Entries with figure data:
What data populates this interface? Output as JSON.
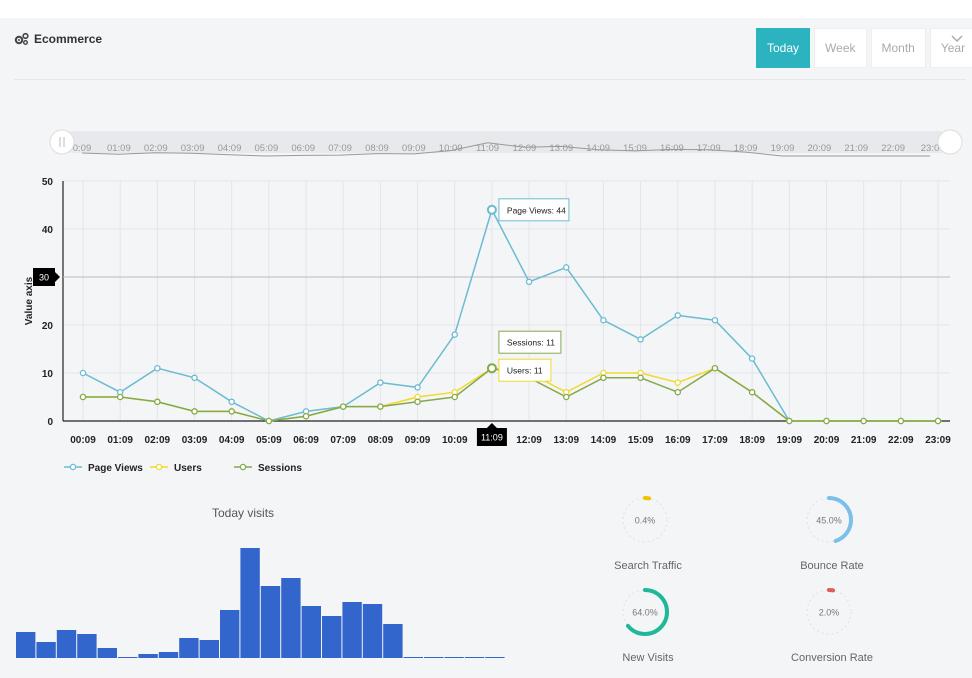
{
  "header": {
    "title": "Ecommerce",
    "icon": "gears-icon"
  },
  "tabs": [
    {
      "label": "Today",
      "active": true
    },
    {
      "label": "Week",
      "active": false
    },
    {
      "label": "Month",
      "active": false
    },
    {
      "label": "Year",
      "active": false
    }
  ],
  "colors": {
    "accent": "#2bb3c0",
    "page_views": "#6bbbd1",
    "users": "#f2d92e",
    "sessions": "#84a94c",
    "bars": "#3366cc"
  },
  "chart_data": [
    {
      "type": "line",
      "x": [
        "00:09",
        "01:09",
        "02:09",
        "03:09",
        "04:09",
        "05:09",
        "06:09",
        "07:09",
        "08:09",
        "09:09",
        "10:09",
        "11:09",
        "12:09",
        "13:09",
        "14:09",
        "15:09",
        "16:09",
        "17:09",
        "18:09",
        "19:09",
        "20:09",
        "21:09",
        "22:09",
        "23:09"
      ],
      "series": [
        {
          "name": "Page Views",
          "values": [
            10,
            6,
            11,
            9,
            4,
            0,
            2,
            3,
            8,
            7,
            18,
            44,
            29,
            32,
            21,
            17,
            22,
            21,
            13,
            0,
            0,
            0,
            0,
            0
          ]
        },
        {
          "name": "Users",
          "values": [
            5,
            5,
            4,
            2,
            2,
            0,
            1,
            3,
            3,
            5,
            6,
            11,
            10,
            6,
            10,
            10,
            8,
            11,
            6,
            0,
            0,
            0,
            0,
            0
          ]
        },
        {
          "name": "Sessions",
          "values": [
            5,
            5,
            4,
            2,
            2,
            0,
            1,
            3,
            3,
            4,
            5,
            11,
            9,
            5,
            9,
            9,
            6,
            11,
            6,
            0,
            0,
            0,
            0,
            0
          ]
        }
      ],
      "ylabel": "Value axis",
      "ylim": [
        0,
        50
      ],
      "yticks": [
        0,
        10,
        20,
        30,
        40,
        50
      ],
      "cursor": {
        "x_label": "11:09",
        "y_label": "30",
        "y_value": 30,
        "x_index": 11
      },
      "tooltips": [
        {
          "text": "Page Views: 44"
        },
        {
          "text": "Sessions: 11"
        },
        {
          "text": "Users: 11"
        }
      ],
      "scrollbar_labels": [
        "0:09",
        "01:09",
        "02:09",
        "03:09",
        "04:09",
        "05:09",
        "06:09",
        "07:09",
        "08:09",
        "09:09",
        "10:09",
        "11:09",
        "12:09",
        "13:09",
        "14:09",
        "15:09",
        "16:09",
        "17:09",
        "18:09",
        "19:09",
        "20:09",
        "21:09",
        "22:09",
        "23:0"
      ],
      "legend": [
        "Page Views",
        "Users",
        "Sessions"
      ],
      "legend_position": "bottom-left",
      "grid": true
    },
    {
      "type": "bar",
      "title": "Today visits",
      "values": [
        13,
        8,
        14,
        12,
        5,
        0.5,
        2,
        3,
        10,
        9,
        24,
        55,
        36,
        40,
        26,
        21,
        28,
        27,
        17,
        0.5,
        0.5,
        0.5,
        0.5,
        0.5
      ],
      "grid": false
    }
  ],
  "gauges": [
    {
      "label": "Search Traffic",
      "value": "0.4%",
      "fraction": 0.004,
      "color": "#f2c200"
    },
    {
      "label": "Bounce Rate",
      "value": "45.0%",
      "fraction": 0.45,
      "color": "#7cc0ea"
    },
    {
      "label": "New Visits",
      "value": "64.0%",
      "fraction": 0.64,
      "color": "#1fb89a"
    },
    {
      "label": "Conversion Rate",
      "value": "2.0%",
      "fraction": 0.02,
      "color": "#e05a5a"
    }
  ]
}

- **YOUR INSTRUCTIONS**
Find the word "title" in the material, then list each line that holds it.

- **WRITTEN ANSWER**
    "title": "Ecommerce",
      "title": "Today visits",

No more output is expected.